That is why the creators of the NPVC are attempting to implement a revolutionary change at the very heart of the American Constitution by the back door. Their agreement commits each member state to remain in the Compact for a term of six months from 20 July to 20 January (presidential inauguration day) of the following year.

If further states were to join the Compact until it eventually had 270 Electoral College votes at its disposal, the mass allocation of those votes to the candidate leading in the popular vote would drown out the voices of voters in individual states, submerged in the raucous bellow of the national suffrage. That is exactly the opposite of how state legislatures are supposed to serve their citizens’ interests.

How far is there a conflict between the Electoral College and the national popular vote? Since the founding of the United States, presidential candidates who won the national popular vote have been defeated in the Electoral College on only five occasions: in 1824, 1876, 1888, 2000 and 2016. The Electoral College became a focus of controversy in 2000 after Al Gore won 543,000 more popular votes than George W Bush, but lost in the Electoral College by 271 to 266.

Work order: Please resume the passage on the Electoral College, continuing on from its final sentence. The material has no connection to the passage on the Electoral College.

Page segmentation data

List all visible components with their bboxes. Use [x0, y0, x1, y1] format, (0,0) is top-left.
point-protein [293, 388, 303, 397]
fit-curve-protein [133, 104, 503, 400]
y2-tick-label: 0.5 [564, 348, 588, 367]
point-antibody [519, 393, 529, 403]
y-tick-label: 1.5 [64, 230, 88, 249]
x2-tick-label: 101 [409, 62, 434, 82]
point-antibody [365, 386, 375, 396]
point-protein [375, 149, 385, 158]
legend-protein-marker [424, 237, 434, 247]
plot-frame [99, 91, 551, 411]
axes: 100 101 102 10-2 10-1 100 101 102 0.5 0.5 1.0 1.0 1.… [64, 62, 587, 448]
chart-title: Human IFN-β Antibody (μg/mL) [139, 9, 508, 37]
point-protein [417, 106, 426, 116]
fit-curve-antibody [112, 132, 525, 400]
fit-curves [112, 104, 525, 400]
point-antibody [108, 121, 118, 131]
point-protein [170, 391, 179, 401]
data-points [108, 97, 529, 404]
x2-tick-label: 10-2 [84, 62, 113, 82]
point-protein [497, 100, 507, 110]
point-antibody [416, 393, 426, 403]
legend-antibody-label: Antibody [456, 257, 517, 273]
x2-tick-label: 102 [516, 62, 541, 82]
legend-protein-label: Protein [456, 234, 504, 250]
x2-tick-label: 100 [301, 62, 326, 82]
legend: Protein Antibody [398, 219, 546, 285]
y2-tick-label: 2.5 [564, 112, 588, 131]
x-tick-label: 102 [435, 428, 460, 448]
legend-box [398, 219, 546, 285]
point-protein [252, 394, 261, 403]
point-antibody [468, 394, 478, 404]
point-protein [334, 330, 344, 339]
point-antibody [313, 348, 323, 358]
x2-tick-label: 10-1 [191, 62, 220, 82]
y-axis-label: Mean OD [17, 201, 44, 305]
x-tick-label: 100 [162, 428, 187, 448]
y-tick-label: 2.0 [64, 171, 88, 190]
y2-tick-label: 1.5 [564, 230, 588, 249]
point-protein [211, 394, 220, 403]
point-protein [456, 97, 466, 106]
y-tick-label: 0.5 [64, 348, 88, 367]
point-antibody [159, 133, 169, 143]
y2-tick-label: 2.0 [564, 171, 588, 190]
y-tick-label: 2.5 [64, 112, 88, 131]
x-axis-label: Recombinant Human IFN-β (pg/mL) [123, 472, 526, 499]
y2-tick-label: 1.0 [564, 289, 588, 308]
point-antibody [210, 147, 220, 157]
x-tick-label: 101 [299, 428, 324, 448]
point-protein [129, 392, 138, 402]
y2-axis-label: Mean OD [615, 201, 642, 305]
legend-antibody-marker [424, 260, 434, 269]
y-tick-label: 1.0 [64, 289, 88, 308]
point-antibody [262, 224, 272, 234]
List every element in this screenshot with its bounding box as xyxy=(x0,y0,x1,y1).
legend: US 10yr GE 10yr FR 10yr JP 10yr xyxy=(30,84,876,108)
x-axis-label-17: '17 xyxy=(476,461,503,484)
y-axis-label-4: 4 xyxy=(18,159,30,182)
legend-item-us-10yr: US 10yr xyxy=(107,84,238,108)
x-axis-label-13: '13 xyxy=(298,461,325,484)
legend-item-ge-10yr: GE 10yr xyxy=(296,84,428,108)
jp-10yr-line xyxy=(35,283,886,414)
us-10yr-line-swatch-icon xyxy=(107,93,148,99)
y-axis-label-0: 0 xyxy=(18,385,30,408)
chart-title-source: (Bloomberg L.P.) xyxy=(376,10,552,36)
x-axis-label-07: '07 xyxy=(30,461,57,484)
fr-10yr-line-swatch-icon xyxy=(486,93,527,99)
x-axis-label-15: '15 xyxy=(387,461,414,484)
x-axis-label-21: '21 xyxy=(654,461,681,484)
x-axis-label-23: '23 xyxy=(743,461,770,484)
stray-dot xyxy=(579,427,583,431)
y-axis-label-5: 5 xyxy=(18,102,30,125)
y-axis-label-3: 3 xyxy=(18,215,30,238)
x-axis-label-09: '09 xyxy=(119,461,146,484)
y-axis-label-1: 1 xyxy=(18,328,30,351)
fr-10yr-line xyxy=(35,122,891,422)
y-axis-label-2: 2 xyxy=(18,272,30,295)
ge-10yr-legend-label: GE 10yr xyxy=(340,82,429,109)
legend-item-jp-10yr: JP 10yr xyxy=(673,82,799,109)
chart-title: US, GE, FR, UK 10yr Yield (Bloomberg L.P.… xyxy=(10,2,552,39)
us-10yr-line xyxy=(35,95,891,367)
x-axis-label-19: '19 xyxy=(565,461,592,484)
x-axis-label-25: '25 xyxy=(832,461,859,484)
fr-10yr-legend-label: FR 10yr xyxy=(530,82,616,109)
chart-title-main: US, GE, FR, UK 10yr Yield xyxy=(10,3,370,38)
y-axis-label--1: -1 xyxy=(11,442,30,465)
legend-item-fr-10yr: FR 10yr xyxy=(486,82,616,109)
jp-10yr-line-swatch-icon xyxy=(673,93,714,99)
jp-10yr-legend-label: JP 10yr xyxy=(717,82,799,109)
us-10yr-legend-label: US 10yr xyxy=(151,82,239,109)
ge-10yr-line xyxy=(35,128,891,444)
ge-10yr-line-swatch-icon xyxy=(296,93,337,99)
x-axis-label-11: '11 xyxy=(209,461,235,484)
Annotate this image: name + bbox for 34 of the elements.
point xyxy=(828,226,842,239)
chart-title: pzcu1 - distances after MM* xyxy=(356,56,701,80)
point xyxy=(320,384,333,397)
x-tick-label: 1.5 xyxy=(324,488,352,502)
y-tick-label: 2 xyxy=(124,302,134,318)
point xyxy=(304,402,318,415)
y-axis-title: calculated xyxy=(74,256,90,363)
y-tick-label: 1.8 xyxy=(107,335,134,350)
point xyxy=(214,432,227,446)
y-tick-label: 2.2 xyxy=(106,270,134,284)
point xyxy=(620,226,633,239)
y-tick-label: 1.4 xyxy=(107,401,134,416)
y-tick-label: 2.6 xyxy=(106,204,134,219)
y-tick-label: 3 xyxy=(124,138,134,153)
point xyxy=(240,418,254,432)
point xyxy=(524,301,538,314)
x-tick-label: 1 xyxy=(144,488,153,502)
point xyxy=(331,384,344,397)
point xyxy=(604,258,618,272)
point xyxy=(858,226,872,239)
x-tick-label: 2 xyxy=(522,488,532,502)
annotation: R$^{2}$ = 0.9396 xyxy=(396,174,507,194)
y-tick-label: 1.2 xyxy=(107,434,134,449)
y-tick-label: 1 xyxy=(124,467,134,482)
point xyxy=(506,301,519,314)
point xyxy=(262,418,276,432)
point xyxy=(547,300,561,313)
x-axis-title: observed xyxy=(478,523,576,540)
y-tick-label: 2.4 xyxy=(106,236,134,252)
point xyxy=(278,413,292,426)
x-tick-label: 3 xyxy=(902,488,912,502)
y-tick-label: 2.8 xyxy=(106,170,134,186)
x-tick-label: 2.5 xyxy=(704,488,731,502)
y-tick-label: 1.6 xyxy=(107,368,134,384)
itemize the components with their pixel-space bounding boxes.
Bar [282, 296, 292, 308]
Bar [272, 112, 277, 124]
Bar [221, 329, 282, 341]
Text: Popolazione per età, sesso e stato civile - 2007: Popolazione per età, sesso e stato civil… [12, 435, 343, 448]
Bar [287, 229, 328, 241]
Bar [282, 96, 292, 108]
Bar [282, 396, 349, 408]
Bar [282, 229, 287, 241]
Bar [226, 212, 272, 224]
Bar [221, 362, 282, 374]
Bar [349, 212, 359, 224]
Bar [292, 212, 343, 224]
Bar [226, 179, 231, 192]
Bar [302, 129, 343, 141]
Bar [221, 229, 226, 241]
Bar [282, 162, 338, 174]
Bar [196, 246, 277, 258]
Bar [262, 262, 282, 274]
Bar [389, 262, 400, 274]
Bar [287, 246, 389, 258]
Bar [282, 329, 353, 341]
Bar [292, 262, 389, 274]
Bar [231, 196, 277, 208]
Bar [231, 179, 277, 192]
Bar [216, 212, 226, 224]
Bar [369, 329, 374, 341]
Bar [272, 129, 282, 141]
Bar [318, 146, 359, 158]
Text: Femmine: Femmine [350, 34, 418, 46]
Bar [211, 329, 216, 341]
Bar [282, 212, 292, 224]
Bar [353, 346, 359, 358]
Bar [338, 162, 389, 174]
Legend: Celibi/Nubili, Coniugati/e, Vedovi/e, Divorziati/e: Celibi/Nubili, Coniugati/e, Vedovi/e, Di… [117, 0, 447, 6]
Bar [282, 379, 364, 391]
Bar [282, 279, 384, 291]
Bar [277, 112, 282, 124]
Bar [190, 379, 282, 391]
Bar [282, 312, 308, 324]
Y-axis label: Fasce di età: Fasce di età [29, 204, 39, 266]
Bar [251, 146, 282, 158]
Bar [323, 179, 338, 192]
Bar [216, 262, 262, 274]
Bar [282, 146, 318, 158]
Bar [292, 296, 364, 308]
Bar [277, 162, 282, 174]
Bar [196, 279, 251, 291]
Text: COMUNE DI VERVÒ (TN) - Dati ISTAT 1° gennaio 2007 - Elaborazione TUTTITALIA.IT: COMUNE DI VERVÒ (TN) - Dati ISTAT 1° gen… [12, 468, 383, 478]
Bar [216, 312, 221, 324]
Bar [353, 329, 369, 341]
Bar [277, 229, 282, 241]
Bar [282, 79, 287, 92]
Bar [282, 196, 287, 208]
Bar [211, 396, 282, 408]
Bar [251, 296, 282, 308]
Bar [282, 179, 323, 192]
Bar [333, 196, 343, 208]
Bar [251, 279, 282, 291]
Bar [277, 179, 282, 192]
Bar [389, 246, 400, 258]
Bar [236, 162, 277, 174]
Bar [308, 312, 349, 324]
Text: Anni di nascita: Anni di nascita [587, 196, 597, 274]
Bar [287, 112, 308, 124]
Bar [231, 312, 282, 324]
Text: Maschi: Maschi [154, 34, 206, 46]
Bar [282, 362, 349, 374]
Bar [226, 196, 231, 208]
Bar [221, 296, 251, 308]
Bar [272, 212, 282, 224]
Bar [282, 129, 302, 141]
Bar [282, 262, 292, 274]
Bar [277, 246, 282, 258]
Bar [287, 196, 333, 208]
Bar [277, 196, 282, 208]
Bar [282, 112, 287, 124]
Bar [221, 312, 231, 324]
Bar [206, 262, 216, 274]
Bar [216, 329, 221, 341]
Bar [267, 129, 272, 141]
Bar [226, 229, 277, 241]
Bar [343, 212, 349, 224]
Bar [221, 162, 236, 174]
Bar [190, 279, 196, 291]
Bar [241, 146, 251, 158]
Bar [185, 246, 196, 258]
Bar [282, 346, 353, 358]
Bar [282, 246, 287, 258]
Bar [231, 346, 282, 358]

The answer:
It was after that result that the embryonic National Popular Vote movement came into existence. Then, in 2016, Hillary Clinton received 2.8 million more popular votes than Donald Trump, but lost heavily to him in the Electoral College where Trump commanded 306 votes – 36 more than he needed for victory. It is difficult to believe that the anti-Trump hysteria that has infected America since 2016 is unconnected with the progress of the NPVC.

All 11 states that have joined the Compact are heavily Democratic; no Republican states have so far adhered to it. Yet research has shown that in 2008 and 2012 the Electoral College worked to the advantage of the Democrats. Those who point to Hillary Clinton’s 2.8 million popular vote majority over Trump ignore the fact that all of that total, and more, came from the state of California.

That vindicates the Founding Fathers’ well-founded fears that a directly elected presidency would hand a monopoly of political influence to large, heavily populated states at the expense of the smaller. Under a system of popular vote election a Clinton-style candidate with massive funding could focus on large blue states, piling up votes there while, literally, flying over the flyover states whose voices are only heard because they have some clout in the Electoral College.

Whatever the arguments for and against the Electoral College, one principle is axiomatic. If it is to be abolished, that must be done through the correct constitutional process, however demanding, not by some political sleight-of-hand involving state legislators selling out the interests of their citizens. Measured against the impressive canon of constitutional law amassed by the United States since 1776, the NPVC appears little better than a conspiracy by political elites.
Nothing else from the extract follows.